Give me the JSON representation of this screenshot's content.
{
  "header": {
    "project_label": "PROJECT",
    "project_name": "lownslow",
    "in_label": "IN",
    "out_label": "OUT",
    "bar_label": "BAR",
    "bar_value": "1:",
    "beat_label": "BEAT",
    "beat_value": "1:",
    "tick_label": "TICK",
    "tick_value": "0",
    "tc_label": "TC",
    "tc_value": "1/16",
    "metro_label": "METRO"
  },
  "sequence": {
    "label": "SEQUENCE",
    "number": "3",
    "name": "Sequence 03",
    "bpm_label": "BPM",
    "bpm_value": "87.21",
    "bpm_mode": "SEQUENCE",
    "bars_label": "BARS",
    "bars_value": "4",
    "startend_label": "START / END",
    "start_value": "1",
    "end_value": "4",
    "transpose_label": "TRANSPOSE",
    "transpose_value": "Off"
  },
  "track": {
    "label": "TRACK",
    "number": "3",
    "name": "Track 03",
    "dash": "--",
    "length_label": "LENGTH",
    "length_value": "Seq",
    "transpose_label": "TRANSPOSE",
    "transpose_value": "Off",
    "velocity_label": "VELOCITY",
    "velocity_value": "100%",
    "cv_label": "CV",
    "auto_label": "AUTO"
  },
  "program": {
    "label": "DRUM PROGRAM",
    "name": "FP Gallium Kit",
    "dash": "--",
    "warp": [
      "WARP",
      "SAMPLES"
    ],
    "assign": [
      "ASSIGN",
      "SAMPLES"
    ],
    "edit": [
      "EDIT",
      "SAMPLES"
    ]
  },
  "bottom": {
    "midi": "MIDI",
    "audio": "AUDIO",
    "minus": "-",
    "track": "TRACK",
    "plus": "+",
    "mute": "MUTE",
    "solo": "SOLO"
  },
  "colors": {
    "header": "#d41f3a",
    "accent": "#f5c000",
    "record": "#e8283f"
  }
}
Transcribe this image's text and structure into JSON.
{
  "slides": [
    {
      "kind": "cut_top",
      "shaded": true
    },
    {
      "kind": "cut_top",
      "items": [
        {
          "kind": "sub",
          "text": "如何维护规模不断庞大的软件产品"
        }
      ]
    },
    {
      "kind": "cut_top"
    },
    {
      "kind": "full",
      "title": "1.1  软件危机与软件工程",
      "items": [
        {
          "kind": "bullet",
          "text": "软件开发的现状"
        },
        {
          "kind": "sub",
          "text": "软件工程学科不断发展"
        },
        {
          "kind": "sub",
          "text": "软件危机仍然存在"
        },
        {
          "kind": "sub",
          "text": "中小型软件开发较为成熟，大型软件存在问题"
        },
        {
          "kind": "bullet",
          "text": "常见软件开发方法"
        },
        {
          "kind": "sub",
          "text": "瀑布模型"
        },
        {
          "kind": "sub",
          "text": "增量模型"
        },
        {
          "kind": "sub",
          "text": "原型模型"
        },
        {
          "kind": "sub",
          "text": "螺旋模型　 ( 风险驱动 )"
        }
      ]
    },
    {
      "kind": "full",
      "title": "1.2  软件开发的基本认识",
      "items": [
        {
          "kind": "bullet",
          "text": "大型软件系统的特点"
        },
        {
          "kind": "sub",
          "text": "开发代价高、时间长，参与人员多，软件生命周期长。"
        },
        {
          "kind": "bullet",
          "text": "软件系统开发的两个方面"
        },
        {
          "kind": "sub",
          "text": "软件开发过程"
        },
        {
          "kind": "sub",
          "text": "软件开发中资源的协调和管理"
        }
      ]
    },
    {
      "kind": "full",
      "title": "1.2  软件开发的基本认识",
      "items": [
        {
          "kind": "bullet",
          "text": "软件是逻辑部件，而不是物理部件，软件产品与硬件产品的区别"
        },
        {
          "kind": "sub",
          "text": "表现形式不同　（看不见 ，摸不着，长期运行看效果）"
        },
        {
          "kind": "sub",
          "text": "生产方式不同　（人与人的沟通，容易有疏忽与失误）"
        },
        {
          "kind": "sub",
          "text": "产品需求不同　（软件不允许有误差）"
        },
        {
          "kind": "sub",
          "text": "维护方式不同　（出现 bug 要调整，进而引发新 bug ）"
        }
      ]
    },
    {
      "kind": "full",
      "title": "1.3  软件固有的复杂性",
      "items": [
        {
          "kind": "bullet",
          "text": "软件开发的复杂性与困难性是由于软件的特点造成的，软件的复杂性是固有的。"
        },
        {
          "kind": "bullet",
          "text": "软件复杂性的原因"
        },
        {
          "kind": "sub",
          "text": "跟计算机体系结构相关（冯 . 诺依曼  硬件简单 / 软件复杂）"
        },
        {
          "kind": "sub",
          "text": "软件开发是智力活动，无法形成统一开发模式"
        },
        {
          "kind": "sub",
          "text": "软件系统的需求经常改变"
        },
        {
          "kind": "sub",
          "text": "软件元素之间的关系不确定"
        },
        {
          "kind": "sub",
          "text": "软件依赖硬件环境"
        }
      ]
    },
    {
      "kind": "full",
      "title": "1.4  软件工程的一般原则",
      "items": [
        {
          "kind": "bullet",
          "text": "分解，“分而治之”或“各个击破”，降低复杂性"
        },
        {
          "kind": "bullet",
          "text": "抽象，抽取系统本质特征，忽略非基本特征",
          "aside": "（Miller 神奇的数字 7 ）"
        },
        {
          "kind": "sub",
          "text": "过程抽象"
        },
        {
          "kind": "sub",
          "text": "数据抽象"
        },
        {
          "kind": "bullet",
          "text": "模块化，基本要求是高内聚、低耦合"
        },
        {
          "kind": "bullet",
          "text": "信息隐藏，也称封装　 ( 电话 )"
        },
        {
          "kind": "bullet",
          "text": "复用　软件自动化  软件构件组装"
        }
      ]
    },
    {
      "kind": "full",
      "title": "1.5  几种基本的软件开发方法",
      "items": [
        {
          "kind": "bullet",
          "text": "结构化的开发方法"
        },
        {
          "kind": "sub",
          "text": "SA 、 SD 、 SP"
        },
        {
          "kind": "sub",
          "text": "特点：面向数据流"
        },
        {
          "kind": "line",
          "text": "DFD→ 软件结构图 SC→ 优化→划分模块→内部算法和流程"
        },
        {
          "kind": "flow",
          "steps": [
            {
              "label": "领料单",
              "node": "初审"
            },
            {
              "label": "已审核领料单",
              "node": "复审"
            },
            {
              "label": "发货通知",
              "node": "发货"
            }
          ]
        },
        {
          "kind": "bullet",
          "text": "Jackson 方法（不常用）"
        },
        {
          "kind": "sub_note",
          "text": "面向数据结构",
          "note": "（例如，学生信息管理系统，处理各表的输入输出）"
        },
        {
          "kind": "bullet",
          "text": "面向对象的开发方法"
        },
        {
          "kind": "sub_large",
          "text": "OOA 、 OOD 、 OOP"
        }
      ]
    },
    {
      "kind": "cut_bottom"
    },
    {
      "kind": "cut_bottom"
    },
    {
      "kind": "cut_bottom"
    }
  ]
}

[Directions] Quote the material exactly, leaving nothing out.

[Response]
Give me the JSON representation of this screenshot's content.
{
  "header": {
    "project_label": "PROJECT",
    "project_name": "lownslow",
    "in_label": "IN",
    "out_label": "OUT",
    "bar_label": "BAR",
    "bar_value": "1:",
    "beat_label": "BEAT",
    "beat_value": "1:",
    "tick_label": "TICK",
    "tick_value": "0",
    "tc_label": "TC",
    "tc_value": "1/16",
    "metro_label": "METRO"
  },
  "sequence": {
    "label": "SEQUENCE",
    "number": "3",
    "name": "Sequence 03",
    "bpm_label": "BPM",
    "bpm_value": "87.21",
    "bpm_mode": "SEQUENCE",
    "bars_label": "BARS",
    "bars_value": "4",
    "startend_label": "START / END",
    "start_value": "1",
    "end_value": "4",
    "transpose_label": "TRANSPOSE",
    "transpose_value": "Off"
  },
  "track": {
    "label": "TRACK",
    "number": "3",
    "name": "Track 03",
    "dash": "--",
    "length_label": "LENGTH",
    "length_value": "Seq",
    "transpose_label": "TRANSPOSE",
    "transpose_value": "Off",
    "velocity_label": "VELOCITY",
    "velocity_value": "100%",
    "cv_label": "CV",
    "auto_label": "AUTO"
  },
  "program": {
    "label": "DRUM PROGRAM",
    "name": "FP Gallium Kit",
    "dash": "--",
    "warp": [
      "WARP",
      "SAMPLES"
    ],
    "assign": [
      "ASSIGN",
      "SAMPLES"
    ],
    "edit": [
      "EDIT",
      "SAMPLES"
    ]
  },
  "bottom": {
    "midi": "MIDI",
    "audio": "AUDIO",
    "minus": "-",
    "track": "TRACK",
    "plus": "+",
    "mute": "MUTE",
    "solo": "SOLO"
  },
  "colors": {
    "header": "#d41f3a",
    "accent": "#f5c000",
    "record": "#e8283f"
  }
}
Transcribe this image's text and structure into JSON.
{
  "slides": [
    {
      "kind": "cut_top",
      "shaded": true
    },
    {
      "kind": "cut_top",
      "items": [
        {
          "kind": "sub",
          "text": "如何维护规模不断庞大的软件产品"
        }
      ]
    },
    {
      "kind": "cut_top"
    },
    {
      "kind": "full",
      "title": "1.1  软件危机与软件工程",
      "items": [
        {
          "kind": "bullet",
          "text": "软件开发的现状"
        },
        {
          "kind": "sub",
          "text": "软件工程学科不断发展"
        },
        {
          "kind": "sub",
          "text": "软件危机仍然存在"
        },
        {
          "kind": "sub",
          "text": "中小型软件开发较为成熟，大型软件存在问题"
        },
        {
          "kind": "bullet",
          "text": "常见软件开发方法"
        },
        {
          "kind": "sub",
          "text": "瀑布模型"
        },
        {
          "kind": "sub",
          "text": "增量模型"
        },
        {
          "kind": "sub",
          "text": "原型模型"
        },
        {
          "kind": "sub",
          "text": "螺旋模型　 ( 风险驱动 )"
        }
      ]
    },
    {
      "kind": "full",
      "title": "1.2  软件开发的基本认识",
      "items": [
        {
          "kind": "bullet",
          "text": "大型软件系统的特点"
        },
        {
          "kind": "sub",
          "text": "开发代价高、时间长，参与人员多，软件生命周期长。"
        },
        {
          "kind": "bullet",
          "text": "软件系统开发的两个方面"
        },
        {
          "kind": "sub",
          "text": "软件开发过程"
        },
        {
          "kind": "sub",
          "text": "软件开发中资源的协调和管理"
        }
      ]
    },
    {
      "kind": "full",
      "title": "1.2  软件开发的基本认识",
      "items": [
        {
          "kind": "bullet",
          "text": "软件是逻辑部件，而不是物理部件，软件产品与硬件产品的区别"
        },
        {
          "kind": "sub",
          "text": "表现形式不同　（看不见 ，摸不着，长期运行看效果）"
        },
        {
          "kind": "sub",
          "text": "生产方式不同　（人与人的沟通，容易有疏忽与失误）"
        },
        {
          "kind": "sub",
          "text": "产品需求不同　（软件不允许有误差）"
        },
        {
          "kind": "sub",
          "text": "维护方式不同　（出现 bug 要调整，进而引发新 bug ）"
        }
      ]
    },
    {
      "kind": "full",
      "title": "1.3  软件固有的复杂性",
      "items": [
        {
          "kind": "bullet",
          "text": "软件开发的复杂性与困难性是由于软件的特点造成的，软件的复杂性是固有的。"
        },
        {
          "kind": "bullet",
          "text": "软件复杂性的原因"
        },
        {
          "kind": "sub",
          "text": "跟计算机体系结构相关（冯 . 诺依曼  硬件简单 / 软件复杂）"
        },
        {
          "kind": "sub",
          "text": "软件开发是智力活动，无法形成统一开发模式"
        },
        {
          "kind": "sub",
          "text": "软件系统的需求经常改变"
        },
        {
          "kind": "sub",
          "text": "软件元素之间的关系不确定"
        },
        {
          "kind": "sub",
          "text": "软件依赖硬件环境"
        }
      ]
    },
    {
      "kind": "full",
      "title": "1.4  软件工程的一般原则",
      "items": [
        {
          "kind": "bullet",
          "text": "分解，“分而治之”或“各个击破”，降低复杂性"
        },
        {
          "kind": "bullet",
          "text": "抽象，抽取系统本质特征，忽略非基本特征",
          "aside": "（Miller 神奇的数字 7 ）"
        },
        {
          "kind": "sub",
          "text": "过程抽象"
        },
        {
          "kind": "sub",
          "text": "数据抽象"
        },
        {
          "kind": "bullet",
          "text": "模块化，基本要求是高内聚、低耦合"
        },
        {
          "kind": "bullet",
          "text": "信息隐藏，也称封装　 ( 电话 )"
        },
        {
          "kind": "bullet",
          "text": "复用　软件自动化  软件构件组装"
        }
      ]
    },
    {
      "kind": "full",
      "title": "1.5  几种基本的软件开发方法",
      "items": [
        {
          "kind": "bullet",
          "text": "结构化的开发方法"
        },
        {
          "kind": "sub",
          "text": "SA 、 SD 、 SP"
        },
        {
          "kind": "sub",
          "text": "特点：面向数据流"
        },
        {
          "kind": "line",
          "text": "DFD→ 软件结构图 SC→ 优化→划分模块→内部算法和流程"
        },
        {
          "kind": "flow",
          "steps": [
            {
              "label": "领料单",
              "node": "初审"
            },
            {
              "label": "已审核领料单",
              "node": "复审"
            },
            {
              "label": "发货通知",
              "node": "发货"
            }
          ]
        },
        {
          "kind": "bullet",
          "text": "Jackson 方法（不常用）"
        },
        {
          "kind": "sub_note",
          "text": "面向数据结构",
          "note": "（例如，学生信息管理系统，处理各表的输入输出）"
        },
        {
          "kind": "bullet",
          "text": "面向对象的开发方法"
        },
        {
          "kind": "sub_large",
          "text": "OOA 、 OOD 、 OOP"
        }
      ]
    },
    {
      "kind": "cut_bottom"
    },
    {
      "kind": "cut_bottom"
    },
    {
      "kind": "cut_bottom"
    }
  ]
}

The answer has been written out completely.